Print all entries precisely as they are written.

START

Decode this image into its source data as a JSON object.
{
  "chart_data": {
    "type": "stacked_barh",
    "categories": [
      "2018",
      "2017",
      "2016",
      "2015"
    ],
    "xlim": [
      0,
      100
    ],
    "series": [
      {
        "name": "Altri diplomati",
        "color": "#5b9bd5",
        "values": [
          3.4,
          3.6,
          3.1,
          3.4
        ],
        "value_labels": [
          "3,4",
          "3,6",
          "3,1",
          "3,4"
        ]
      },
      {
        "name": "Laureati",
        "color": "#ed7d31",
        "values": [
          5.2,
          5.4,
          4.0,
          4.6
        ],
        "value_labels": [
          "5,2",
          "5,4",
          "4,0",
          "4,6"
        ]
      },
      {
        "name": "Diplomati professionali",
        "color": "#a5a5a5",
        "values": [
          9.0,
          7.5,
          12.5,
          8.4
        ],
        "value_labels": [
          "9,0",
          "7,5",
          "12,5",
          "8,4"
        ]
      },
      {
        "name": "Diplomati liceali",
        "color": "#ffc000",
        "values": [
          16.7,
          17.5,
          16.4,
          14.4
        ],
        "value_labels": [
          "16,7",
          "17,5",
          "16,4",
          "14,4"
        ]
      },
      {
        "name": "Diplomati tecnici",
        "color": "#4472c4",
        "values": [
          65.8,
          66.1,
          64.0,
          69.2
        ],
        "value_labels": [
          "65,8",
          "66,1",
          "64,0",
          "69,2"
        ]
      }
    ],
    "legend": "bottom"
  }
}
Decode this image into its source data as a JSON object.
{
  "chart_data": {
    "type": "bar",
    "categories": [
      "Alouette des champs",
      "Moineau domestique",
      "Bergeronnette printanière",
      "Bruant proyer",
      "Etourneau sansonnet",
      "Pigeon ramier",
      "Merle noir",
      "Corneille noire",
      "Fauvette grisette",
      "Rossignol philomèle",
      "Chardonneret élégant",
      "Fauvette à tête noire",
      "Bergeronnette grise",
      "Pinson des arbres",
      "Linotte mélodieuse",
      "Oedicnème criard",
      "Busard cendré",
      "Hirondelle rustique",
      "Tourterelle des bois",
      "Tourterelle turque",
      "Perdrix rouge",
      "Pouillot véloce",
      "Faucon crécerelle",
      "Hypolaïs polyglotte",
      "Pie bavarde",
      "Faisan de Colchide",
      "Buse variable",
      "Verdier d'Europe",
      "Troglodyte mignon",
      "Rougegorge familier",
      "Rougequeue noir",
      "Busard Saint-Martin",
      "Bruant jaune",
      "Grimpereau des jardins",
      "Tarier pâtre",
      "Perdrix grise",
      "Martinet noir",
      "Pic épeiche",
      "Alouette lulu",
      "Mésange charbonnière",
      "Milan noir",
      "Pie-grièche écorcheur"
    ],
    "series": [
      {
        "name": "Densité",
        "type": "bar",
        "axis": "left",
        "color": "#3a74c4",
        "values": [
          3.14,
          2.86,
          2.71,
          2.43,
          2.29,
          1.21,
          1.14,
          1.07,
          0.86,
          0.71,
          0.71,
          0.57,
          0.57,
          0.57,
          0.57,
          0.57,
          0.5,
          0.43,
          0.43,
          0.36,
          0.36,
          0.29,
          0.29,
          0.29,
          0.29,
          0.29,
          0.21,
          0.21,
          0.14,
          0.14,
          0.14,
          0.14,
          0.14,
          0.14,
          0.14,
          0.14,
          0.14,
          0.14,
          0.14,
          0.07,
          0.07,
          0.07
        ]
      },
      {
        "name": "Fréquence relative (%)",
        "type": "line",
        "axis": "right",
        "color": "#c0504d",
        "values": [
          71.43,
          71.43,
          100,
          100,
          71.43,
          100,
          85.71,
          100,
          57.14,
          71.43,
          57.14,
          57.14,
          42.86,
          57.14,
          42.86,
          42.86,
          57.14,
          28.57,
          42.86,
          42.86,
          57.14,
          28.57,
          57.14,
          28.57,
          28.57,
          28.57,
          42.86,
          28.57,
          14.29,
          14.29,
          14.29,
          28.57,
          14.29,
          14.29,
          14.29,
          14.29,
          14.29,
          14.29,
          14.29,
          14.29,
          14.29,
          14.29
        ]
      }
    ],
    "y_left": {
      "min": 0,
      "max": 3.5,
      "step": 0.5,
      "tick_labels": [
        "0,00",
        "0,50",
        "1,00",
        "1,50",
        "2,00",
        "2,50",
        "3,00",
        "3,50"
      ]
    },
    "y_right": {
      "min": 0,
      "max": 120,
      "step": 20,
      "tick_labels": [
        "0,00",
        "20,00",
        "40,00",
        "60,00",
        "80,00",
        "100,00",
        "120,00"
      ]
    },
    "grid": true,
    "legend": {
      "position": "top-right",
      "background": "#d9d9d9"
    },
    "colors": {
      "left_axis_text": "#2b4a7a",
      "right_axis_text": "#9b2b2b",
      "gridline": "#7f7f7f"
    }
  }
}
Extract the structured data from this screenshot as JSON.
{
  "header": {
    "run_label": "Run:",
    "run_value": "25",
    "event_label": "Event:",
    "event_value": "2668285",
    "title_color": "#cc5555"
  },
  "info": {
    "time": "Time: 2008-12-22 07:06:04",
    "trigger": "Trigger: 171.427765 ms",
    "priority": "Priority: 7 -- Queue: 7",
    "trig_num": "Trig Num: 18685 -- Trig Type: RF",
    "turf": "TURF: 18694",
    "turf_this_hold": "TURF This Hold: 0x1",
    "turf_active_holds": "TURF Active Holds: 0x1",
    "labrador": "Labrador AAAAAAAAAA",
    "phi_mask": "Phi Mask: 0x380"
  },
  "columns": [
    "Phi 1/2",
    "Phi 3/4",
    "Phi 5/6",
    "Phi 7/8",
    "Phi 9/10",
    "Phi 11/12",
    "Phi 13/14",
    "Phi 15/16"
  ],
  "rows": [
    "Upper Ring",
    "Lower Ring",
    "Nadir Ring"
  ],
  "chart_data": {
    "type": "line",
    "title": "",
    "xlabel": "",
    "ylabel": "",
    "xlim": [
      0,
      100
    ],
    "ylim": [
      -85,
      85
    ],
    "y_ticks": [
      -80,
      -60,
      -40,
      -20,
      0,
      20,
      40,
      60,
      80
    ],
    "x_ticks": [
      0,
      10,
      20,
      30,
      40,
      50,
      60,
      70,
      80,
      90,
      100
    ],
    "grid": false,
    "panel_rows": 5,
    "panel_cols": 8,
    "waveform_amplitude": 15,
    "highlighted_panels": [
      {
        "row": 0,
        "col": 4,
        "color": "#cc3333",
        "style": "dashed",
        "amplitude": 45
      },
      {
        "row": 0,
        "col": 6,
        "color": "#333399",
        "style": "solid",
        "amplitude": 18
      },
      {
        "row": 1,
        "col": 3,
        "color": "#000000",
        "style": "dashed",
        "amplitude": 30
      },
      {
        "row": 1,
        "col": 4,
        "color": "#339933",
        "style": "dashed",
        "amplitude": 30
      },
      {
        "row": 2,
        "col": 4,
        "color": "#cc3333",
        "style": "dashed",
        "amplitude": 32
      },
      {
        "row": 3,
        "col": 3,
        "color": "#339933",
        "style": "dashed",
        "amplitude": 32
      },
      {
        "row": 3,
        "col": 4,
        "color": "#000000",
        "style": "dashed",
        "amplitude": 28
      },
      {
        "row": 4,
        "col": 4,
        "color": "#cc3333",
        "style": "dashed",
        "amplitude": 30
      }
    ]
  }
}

END

## Written answer:
Decode this image into its source data as a JSON object.
{
  "chart_data": {
    "type": "stacked_barh",
    "categories": [
      "2018",
      "2017",
      "2016",
      "2015"
    ],
    "xlim": [
      0,
      100
    ],
    "series": [
      {
        "name": "Altri diplomati",
        "color": "#5b9bd5",
        "values": [
          3.4,
          3.6,
          3.1,
          3.4
        ],
        "value_labels": [
          "3,4",
          "3,6",
          "3,1",
          "3,4"
        ]
      },
      {
        "name": "Laureati",
        "color": "#ed7d31",
        "values": [
          5.2,
          5.4,
          4.0,
          4.6
        ],
        "value_labels": [
          "5,2",
          "5,4",
          "4,0",
          "4,6"
        ]
      },
      {
        "name": "Diplomati professionali",
        "color": "#a5a5a5",
        "values": [
          9.0,
          7.5,
          12.5,
          8.4
        ],
        "value_labels": [
          "9,0",
          "7,5",
          "12,5",
          "8,4"
        ]
      },
      {
        "name": "Diplomati liceali",
        "color": "#ffc000",
        "values": [
          16.7,
          17.5,
          16.4,
          14.4
        ],
        "value_labels": [
          "16,7",
          "17,5",
          "16,4",
          "14,4"
        ]
      },
      {
        "name": "Diplomati tecnici",
        "color": "#4472c4",
        "values": [
          65.8,
          66.1,
          64.0,
          69.2
        ],
        "value_labels": [
          "65,8",
          "66,1",
          "64,0",
          "69,2"
        ]
      }
    ],
    "legend": "bottom"
  }
}
Decode this image into its source data as a JSON object.
{
  "chart_data": {
    "type": "bar",
    "categories": [
      "Alouette des champs",
      "Moineau domestique",
      "Bergeronnette printanière",
      "Bruant proyer",
      "Etourneau sansonnet",
      "Pigeon ramier",
      "Merle noir",
      "Corneille noire",
      "Fauvette grisette",
      "Rossignol philomèle",
      "Chardonneret élégant",
      "Fauvette à tête noire",
      "Bergeronnette grise",
      "Pinson des arbres",
      "Linotte mélodieuse",
      "Oedicnème criard",
      "Busard cendré",
      "Hirondelle rustique",
      "Tourterelle des bois",
      "Tourterelle turque",
      "Perdrix rouge",
      "Pouillot véloce",
      "Faucon crécerelle",
      "Hypolaïs polyglotte",
      "Pie bavarde",
      "Faisan de Colchide",
      "Buse variable",
      "Verdier d'Europe",
      "Troglodyte mignon",
      "Rougegorge familier",
      "Rougequeue noir",
      "Busard Saint-Martin",
      "Bruant jaune",
      "Grimpereau des jardins",
      "Tarier pâtre",
      "Perdrix grise",
      "Martinet noir",
      "Pic épeiche",
      "Alouette lulu",
      "Mésange charbonnière",
      "Milan noir",
      "Pie-grièche écorcheur"
    ],
    "series": [
      {
        "name": "Densité",
        "type": "bar",
        "axis": "left",
        "color": "#3a74c4",
        "values": [
          3.14,
          2.86,
          2.71,
          2.43,
          2.29,
          1.21,
          1.14,
          1.07,
          0.86,
          0.71,
          0.71,
          0.57,
          0.57,
          0.57,
          0.57,
          0.57,
          0.5,
          0.43,
          0.43,
          0.36,
          0.36,
          0.29,
          0.29,
          0.29,
          0.29,
          0.29,
          0.21,
          0.21,
          0.14,
          0.14,
          0.14,
          0.14,
          0.14,
          0.14,
          0.14,
          0.14,
          0.14,
          0.14,
          0.14,
          0.07,
          0.07,
          0.07
        ]
      },
      {
        "name": "Fréquence relative (%)",
        "type": "line",
        "axis": "right",
        "color": "#c0504d",
        "values": [
          71.43,
          71.43,
          100,
          100,
          71.43,
          100,
          85.71,
          100,
          57.14,
          71.43,
          57.14,
          57.14,
          42.86,
          57.14,
          42.86,
          42.86,
          57.14,
          28.57,
          42.86,
          42.86,
          57.14,
          28.57,
          57.14,
          28.57,
          28.57,
          28.57,
          42.86,
          28.57,
          14.29,
          14.29,
          14.29,
          28.57,
          14.29,
          14.29,
          14.29,
          14.29,
          14.29,
          14.29,
          14.29,
          14.29,
          14.29,
          14.29
        ]
      }
    ],
    "y_left": {
      "min": 0,
      "max": 3.5,
      "step": 0.5,
      "tick_labels": [
        "0,00",
        "0,50",
        "1,00",
        "1,50",
        "2,00",
        "2,50",
        "3,00",
        "3,50"
      ]
    },
    "y_right": {
      "min": 0,
      "max": 120,
      "step": 20,
      "tick_labels": [
        "0,00",
        "20,00",
        "40,00",
        "60,00",
        "80,00",
        "100,00",
        "120,00"
      ]
    },
    "grid": true,
    "legend": {
      "position": "top-right",
      "background": "#d9d9d9"
    },
    "colors": {
      "left_axis_text": "#2b4a7a",
      "right_axis_text": "#9b2b2b",
      "gridline": "#7f7f7f"
    }
  }
}
Extract the structured data from this screenshot as JSON.
{
  "header": {
    "run_label": "Run:",
    "run_value": "25",
    "event_label": "Event:",
    "event_value": "2668285",
    "title_color": "#cc5555"
  },
  "info": {
    "time": "Time: 2008-12-22 07:06:04",
    "trigger": "Trigger: 171.427765 ms",
    "priority": "Priority: 7 -- Queue: 7",
    "trig_num": "Trig Num: 18685 -- Trig Type: RF",
    "turf": "TURF: 18694",
    "turf_this_hold": "TURF This Hold: 0x1",
    "turf_active_holds": "TURF Active Holds: 0x1",
    "labrador": "Labrador AAAAAAAAAA",
    "phi_mask": "Phi Mask: 0x380"
  },
  "columns": [
    "Phi 1/2",
    "Phi 3/4",
    "Phi 5/6",
    "Phi 7/8",
    "Phi 9/10",
    "Phi 11/12",
    "Phi 13/14",
    "Phi 15/16"
  ],
  "rows": [
    "Upper Ring",
    "Lower Ring",
    "Nadir Ring"
  ],
  "chart_data": {
    "type": "line",
    "title": "",
    "xlabel": "",
    "ylabel": "",
    "xlim": [
      0,
      100
    ],
    "ylim": [
      -85,
      85
    ],
    "y_ticks": [
      -80,
      -60,
      -40,
      -20,
      0,
      20,
      40,
      60,
      80
    ],
    "x_ticks": [
      0,
      10,
      20,
      30,
      40,
      50,
      60,
      70,
      80,
      90,
      100
    ],
    "grid": false,
    "panel_rows": 5,
    "panel_cols": 8,
    "waveform_amplitude": 15,
    "highlighted_panels": [
      {
        "row": 0,
        "col": 4,
        "color": "#cc3333",
        "style": "dashed",
        "amplitude": 45
      },
      {
        "row": 0,
        "col": 6,
        "color": "#333399",
        "style": "solid",
        "amplitude": 18
      },
      {
        "row": 1,
        "col": 3,
        "color": "#000000",
        "style": "dashed",
        "amplitude": 30
      },
      {
        "row": 1,
        "col": 4,
        "color": "#339933",
        "style": "dashed",
        "amplitude": 30
      },
      {
        "row": 2,
        "col": 4,
        "color": "#cc3333",
        "style": "dashed",
        "amplitude": 32
      },
      {
        "row": 3,
        "col": 3,
        "color": "#339933",
        "style": "dashed",
        "amplitude": 32
      },
      {
        "row": 3,
        "col": 4,
        "color": "#000000",
        "style": "dashed",
        "amplitude": 28
      },
      {
        "row": 4,
        "col": 4,
        "color": "#cc3333",
        "style": "dashed",
        "amplitude": 30
      }
    ]
  }
}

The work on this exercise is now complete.